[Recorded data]
+++
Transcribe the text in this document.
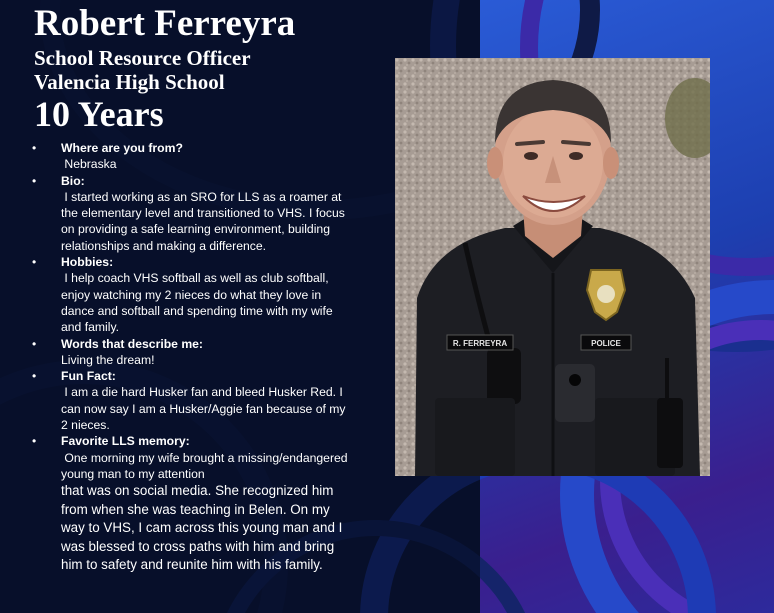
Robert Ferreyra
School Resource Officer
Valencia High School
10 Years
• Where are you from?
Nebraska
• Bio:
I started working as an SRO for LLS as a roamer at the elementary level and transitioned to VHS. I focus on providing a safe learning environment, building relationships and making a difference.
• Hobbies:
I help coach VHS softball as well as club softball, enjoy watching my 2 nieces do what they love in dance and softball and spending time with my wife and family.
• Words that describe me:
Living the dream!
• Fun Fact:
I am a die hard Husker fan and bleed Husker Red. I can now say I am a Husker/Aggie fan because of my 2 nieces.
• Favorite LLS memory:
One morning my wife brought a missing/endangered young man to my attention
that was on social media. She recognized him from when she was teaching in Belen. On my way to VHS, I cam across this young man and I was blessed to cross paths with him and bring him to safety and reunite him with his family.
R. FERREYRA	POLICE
+++
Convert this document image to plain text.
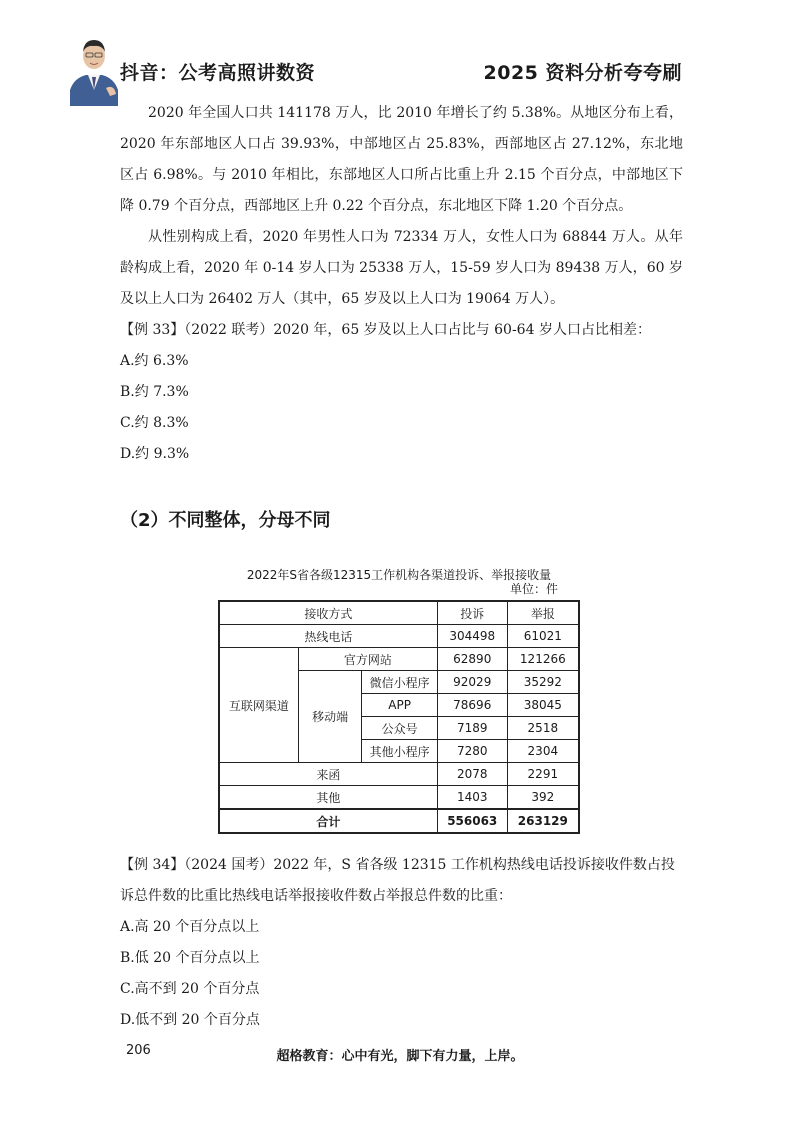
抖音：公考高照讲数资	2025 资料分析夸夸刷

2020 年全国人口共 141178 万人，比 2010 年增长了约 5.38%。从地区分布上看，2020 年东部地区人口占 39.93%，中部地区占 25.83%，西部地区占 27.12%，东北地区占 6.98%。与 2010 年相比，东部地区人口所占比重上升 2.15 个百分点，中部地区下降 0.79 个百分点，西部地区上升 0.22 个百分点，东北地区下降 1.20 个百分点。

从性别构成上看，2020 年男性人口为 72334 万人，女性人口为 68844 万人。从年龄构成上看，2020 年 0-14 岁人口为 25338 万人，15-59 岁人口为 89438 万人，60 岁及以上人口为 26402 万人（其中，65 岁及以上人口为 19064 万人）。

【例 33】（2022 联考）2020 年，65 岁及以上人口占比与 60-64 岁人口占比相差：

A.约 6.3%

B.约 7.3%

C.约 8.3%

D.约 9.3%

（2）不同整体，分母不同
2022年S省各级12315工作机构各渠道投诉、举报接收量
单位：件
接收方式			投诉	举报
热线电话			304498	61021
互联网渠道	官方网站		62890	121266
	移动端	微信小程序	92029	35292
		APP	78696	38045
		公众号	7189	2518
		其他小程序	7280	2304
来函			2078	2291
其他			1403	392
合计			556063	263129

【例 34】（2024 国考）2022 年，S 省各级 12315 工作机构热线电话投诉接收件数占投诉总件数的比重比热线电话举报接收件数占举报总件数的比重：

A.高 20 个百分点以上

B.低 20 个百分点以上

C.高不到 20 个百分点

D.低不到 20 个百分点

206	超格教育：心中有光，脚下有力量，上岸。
+++
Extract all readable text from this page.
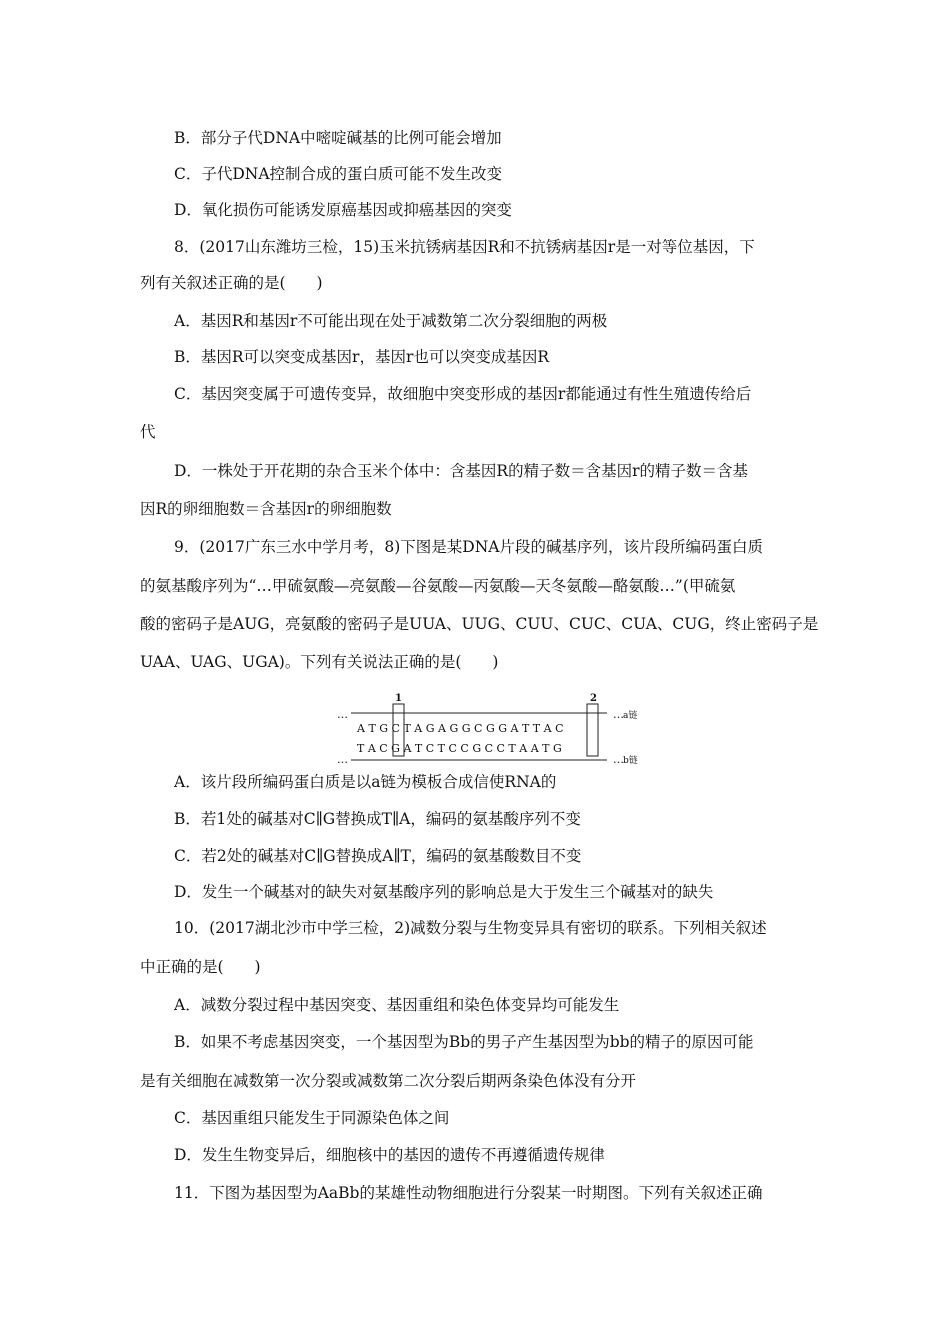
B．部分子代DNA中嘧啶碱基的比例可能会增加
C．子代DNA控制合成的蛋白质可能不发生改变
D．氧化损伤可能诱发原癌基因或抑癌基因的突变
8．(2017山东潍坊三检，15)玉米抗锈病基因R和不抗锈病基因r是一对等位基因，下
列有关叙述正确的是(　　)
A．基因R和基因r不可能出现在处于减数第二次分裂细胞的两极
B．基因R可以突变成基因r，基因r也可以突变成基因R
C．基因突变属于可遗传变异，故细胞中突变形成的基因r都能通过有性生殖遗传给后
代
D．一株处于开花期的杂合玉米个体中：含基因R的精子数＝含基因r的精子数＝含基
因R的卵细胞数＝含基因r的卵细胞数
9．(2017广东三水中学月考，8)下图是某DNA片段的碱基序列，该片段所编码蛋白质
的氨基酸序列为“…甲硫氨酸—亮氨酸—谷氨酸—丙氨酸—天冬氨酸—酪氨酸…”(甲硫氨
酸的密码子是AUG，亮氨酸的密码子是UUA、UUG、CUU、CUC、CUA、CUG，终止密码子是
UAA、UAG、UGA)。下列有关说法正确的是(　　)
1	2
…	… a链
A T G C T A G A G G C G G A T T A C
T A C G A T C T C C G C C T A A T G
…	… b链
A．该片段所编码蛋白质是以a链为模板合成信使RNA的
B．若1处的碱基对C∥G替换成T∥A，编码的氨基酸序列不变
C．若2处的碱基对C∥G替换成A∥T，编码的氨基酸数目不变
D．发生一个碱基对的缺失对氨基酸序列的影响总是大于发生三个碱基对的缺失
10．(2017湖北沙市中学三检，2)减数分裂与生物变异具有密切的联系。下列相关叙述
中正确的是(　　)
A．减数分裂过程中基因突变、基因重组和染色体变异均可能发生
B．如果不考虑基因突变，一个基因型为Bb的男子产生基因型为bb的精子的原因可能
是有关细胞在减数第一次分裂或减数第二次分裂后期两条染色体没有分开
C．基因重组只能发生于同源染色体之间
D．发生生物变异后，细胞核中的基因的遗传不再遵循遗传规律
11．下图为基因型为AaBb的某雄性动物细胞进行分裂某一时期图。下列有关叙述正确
+++
Written exercise - Locate the word "document" in the data above. Copy every line carrying it.

Output of the task -
Transcribe the text in this document.
Convert this document image to plain text.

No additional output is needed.